Written task - Gather all lines in the records below that include the word "this".

Records provided -
◇ ◇ ◇ ◇ ◇
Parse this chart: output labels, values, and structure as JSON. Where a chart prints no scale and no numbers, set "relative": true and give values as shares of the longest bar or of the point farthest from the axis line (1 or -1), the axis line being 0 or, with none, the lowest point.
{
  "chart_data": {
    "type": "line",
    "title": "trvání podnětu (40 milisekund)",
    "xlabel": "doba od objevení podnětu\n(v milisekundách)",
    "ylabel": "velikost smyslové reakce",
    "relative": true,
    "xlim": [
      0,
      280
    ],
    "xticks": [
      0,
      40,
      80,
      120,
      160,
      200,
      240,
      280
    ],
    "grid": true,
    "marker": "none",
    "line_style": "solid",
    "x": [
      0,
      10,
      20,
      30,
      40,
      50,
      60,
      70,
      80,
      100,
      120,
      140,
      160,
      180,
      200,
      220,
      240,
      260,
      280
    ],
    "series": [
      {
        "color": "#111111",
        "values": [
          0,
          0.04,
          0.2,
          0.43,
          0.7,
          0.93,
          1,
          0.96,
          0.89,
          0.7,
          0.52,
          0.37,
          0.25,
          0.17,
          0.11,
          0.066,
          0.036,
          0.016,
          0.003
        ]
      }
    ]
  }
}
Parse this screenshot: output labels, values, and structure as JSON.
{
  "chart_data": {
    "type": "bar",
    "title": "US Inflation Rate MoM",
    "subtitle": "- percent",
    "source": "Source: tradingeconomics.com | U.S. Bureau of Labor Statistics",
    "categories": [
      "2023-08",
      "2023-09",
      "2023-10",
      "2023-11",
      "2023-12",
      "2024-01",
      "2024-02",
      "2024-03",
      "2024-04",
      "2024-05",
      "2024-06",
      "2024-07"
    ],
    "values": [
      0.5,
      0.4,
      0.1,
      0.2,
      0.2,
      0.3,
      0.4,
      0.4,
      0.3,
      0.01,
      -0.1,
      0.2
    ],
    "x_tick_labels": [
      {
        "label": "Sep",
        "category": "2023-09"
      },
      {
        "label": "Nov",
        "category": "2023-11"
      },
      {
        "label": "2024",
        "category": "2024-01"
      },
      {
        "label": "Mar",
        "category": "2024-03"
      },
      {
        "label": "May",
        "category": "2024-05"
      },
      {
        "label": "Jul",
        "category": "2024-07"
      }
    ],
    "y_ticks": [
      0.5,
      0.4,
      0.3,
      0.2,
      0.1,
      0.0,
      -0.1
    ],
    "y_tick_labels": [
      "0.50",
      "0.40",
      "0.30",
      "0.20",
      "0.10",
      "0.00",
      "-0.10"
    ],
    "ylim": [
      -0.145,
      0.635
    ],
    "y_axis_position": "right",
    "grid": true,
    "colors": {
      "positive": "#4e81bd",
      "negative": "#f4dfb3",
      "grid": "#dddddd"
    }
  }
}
◇ ◇ ◇ ◇ ◇
Task answer -
Parse this chart: output labels, values, and structure as JSON. Where a chart prints no scale and no numbers, set "relative": true and give values as shares of the longest bar or of the point farthest from the axis line (1 or -1), the axis line being 0 or, with none, the lowest point.
Parse this screenshot: output labels, values, and structure as JSON.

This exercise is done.